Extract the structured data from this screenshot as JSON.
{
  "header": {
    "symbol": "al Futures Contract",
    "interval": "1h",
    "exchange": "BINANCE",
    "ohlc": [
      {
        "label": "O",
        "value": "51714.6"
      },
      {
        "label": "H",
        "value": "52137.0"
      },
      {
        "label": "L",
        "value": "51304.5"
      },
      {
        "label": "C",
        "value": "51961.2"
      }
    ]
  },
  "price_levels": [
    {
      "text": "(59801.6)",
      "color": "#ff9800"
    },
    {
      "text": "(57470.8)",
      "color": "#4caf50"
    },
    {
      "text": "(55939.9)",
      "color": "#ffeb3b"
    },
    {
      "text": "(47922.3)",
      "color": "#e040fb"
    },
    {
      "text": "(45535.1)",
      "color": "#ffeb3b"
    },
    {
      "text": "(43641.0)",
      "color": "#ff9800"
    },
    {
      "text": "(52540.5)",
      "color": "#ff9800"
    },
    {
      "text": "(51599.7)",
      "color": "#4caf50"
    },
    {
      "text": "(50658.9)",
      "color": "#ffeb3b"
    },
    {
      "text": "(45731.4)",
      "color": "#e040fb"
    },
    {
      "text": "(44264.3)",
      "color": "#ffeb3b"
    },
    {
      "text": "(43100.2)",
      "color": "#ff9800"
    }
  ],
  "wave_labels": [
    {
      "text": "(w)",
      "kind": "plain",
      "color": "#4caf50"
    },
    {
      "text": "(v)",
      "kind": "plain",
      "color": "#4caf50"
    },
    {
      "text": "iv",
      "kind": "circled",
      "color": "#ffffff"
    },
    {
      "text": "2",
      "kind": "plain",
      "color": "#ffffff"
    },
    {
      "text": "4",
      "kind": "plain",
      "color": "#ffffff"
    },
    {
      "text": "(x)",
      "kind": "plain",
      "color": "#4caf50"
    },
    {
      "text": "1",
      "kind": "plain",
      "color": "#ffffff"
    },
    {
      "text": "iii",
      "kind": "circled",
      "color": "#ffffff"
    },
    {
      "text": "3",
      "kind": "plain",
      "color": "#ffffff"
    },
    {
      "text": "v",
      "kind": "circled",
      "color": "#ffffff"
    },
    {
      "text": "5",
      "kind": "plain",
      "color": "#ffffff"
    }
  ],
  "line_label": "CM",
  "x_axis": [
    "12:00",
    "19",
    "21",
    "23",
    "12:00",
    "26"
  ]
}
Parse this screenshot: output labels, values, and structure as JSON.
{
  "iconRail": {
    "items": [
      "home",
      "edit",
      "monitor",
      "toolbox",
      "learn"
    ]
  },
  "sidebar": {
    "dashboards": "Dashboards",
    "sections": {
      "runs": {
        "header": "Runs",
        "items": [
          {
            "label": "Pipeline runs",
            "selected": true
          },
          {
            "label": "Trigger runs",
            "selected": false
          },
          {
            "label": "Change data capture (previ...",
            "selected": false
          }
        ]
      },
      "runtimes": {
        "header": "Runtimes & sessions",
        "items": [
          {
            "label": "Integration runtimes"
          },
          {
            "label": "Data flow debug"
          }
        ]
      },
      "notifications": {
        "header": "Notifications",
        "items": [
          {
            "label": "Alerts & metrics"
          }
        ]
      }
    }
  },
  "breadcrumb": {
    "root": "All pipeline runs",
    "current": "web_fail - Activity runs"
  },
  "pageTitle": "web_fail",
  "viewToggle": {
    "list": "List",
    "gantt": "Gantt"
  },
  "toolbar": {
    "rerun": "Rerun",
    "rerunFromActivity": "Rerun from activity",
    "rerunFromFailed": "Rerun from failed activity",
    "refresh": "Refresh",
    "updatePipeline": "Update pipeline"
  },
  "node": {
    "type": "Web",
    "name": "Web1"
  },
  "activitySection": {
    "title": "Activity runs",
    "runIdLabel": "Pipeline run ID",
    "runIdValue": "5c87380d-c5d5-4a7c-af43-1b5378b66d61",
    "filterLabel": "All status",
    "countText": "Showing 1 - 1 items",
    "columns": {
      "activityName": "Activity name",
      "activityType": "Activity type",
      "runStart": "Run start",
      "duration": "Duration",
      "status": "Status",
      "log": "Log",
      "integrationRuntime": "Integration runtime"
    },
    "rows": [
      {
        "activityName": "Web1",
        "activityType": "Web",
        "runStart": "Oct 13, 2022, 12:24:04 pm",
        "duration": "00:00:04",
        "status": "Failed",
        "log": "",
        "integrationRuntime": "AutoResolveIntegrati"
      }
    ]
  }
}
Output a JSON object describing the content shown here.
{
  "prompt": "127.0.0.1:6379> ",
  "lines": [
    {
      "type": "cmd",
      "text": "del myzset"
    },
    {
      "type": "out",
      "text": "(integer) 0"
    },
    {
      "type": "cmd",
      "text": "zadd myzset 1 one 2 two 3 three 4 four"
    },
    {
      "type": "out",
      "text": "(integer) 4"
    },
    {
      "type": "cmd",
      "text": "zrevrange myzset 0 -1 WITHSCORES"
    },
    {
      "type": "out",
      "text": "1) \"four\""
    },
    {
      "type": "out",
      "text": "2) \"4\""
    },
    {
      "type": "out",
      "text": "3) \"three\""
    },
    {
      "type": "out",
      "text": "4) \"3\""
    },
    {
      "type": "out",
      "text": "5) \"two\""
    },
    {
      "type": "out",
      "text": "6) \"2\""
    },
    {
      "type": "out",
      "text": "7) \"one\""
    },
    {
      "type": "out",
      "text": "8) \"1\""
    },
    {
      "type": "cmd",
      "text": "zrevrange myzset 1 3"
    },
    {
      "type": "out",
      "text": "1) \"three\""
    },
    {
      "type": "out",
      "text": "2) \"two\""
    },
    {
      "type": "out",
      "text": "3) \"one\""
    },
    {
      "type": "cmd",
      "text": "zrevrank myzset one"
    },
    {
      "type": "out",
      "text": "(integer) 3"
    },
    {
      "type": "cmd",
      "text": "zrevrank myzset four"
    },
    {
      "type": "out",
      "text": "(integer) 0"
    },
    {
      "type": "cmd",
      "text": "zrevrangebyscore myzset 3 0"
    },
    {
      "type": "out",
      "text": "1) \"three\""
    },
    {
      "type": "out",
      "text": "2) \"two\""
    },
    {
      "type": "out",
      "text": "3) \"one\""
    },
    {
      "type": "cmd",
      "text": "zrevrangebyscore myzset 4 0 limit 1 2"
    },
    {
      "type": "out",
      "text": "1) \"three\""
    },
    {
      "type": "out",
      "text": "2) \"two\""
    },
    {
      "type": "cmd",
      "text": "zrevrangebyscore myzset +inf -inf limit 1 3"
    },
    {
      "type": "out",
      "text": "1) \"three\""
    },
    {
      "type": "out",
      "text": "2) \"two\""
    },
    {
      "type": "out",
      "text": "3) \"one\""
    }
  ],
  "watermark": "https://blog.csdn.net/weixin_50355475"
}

------------------------------------

Type out all of the material again, word for word.

(Answer below)
Extract the structured data from this screenshot as JSON.
{
  "header": {
    "symbol": "al Futures Contract",
    "interval": "1h",
    "exchange": "BINANCE",
    "ohlc": [
      {
        "label": "O",
        "value": "51714.6"
      },
      {
        "label": "H",
        "value": "52137.0"
      },
      {
        "label": "L",
        "value": "51304.5"
      },
      {
        "label": "C",
        "value": "51961.2"
      }
    ]
  },
  "price_levels": [
    {
      "text": "(59801.6)",
      "color": "#ff9800"
    },
    {
      "text": "(57470.8)",
      "color": "#4caf50"
    },
    {
      "text": "(55939.9)",
      "color": "#ffeb3b"
    },
    {
      "text": "(47922.3)",
      "color": "#e040fb"
    },
    {
      "text": "(45535.1)",
      "color": "#ffeb3b"
    },
    {
      "text": "(43641.0)",
      "color": "#ff9800"
    },
    {
      "text": "(52540.5)",
      "color": "#ff9800"
    },
    {
      "text": "(51599.7)",
      "color": "#4caf50"
    },
    {
      "text": "(50658.9)",
      "color": "#ffeb3b"
    },
    {
      "text": "(45731.4)",
      "color": "#e040fb"
    },
    {
      "text": "(44264.3)",
      "color": "#ffeb3b"
    },
    {
      "text": "(43100.2)",
      "color": "#ff9800"
    }
  ],
  "wave_labels": [
    {
      "text": "(w)",
      "kind": "plain",
      "color": "#4caf50"
    },
    {
      "text": "(v)",
      "kind": "plain",
      "color": "#4caf50"
    },
    {
      "text": "iv",
      "kind": "circled",
      "color": "#ffffff"
    },
    {
      "text": "2",
      "kind": "plain",
      "color": "#ffffff"
    },
    {
      "text": "4",
      "kind": "plain",
      "color": "#ffffff"
    },
    {
      "text": "(x)",
      "kind": "plain",
      "color": "#4caf50"
    },
    {
      "text": "1",
      "kind": "plain",
      "color": "#ffffff"
    },
    {
      "text": "iii",
      "kind": "circled",
      "color": "#ffffff"
    },
    {
      "text": "3",
      "kind": "plain",
      "color": "#ffffff"
    },
    {
      "text": "v",
      "kind": "circled",
      "color": "#ffffff"
    },
    {
      "text": "5",
      "kind": "plain",
      "color": "#ffffff"
    }
  ],
  "line_label": "CM",
  "x_axis": [
    "12:00",
    "19",
    "21",
    "23",
    "12:00",
    "26"
  ]
}
Parse this screenshot: output labels, values, and structure as JSON.
{
  "iconRail": {
    "items": [
      "home",
      "edit",
      "monitor",
      "toolbox",
      "learn"
    ]
  },
  "sidebar": {
    "dashboards": "Dashboards",
    "sections": {
      "runs": {
        "header": "Runs",
        "items": [
          {
            "label": "Pipeline runs",
            "selected": true
          },
          {
            "label": "Trigger runs",
            "selected": false
          },
          {
            "label": "Change data capture (previ...",
            "selected": false
          }
        ]
      },
      "runtimes": {
        "header": "Runtimes & sessions",
        "items": [
          {
            "label": "Integration runtimes"
          },
          {
            "label": "Data flow debug"
          }
        ]
      },
      "notifications": {
        "header": "Notifications",
        "items": [
          {
            "label": "Alerts & metrics"
          }
        ]
      }
    }
  },
  "breadcrumb": {
    "root": "All pipeline runs",
    "current": "web_fail - Activity runs"
  },
  "pageTitle": "web_fail",
  "viewToggle": {
    "list": "List",
    "gantt": "Gantt"
  },
  "toolbar": {
    "rerun": "Rerun",
    "rerunFromActivity": "Rerun from activity",
    "rerunFromFailed": "Rerun from failed activity",
    "refresh": "Refresh",
    "updatePipeline": "Update pipeline"
  },
  "node": {
    "type": "Web",
    "name": "Web1"
  },
  "activitySection": {
    "title": "Activity runs",
    "runIdLabel": "Pipeline run ID",
    "runIdValue": "5c87380d-c5d5-4a7c-af43-1b5378b66d61",
    "filterLabel": "All status",
    "countText": "Showing 1 - 1 items",
    "columns": {
      "activityName": "Activity name",
      "activityType": "Activity type",
      "runStart": "Run start",
      "duration": "Duration",
      "status": "Status",
      "log": "Log",
      "integrationRuntime": "Integration runtime"
    },
    "rows": [
      {
        "activityName": "Web1",
        "activityType": "Web",
        "runStart": "Oct 13, 2022, 12:24:04 pm",
        "duration": "00:00:04",
        "status": "Failed",
        "log": "",
        "integrationRuntime": "AutoResolveIntegrati"
      }
    ]
  }
}
Output a JSON object describing the content shown here.
{
  "prompt": "127.0.0.1:6379> ",
  "lines": [
    {
      "type": "cmd",
      "text": "del myzset"
    },
    {
      "type": "out",
      "text": "(integer) 0"
    },
    {
      "type": "cmd",
      "text": "zadd myzset 1 one 2 two 3 three 4 four"
    },
    {
      "type": "out",
      "text": "(integer) 4"
    },
    {
      "type": "cmd",
      "text": "zrevrange myzset 0 -1 WITHSCORES"
    },
    {
      "type": "out",
      "text": "1) \"four\""
    },
    {
      "type": "out",
      "text": "2) \"4\""
    },
    {
      "type": "out",
      "text": "3) \"three\""
    },
    {
      "type": "out",
      "text": "4) \"3\""
    },
    {
      "type": "out",
      "text": "5) \"two\""
    },
    {
      "type": "out",
      "text": "6) \"2\""
    },
    {
      "type": "out",
      "text": "7) \"one\""
    },
    {
      "type": "out",
      "text": "8) \"1\""
    },
    {
      "type": "cmd",
      "text": "zrevrange myzset 1 3"
    },
    {
      "type": "out",
      "text": "1) \"three\""
    },
    {
      "type": "out",
      "text": "2) \"two\""
    },
    {
      "type": "out",
      "text": "3) \"one\""
    },
    {
      "type": "cmd",
      "text": "zrevrank myzset one"
    },
    {
      "type": "out",
      "text": "(integer) 3"
    },
    {
      "type": "cmd",
      "text": "zrevrank myzset four"
    },
    {
      "type": "out",
      "text": "(integer) 0"
    },
    {
      "type": "cmd",
      "text": "zrevrangebyscore myzset 3 0"
    },
    {
      "type": "out",
      "text": "1) \"three\""
    },
    {
      "type": "out",
      "text": "2) \"two\""
    },
    {
      "type": "out",
      "text": "3) \"one\""
    },
    {
      "type": "cmd",
      "text": "zrevrangebyscore myzset 4 0 limit 1 2"
    },
    {
      "type": "out",
      "text": "1) \"three\""
    },
    {
      "type": "out",
      "text": "2) \"two\""
    },
    {
      "type": "cmd",
      "text": "zrevrangebyscore myzset +inf -inf limit 1 3"
    },
    {
      "type": "out",
      "text": "1) \"three\""
    },
    {
      "type": "out",
      "text": "2) \"two\""
    },
    {
      "type": "out",
      "text": "3) \"one\""
    }
  ],
  "watermark": "https://blog.csdn.net/weixin_50355475"
}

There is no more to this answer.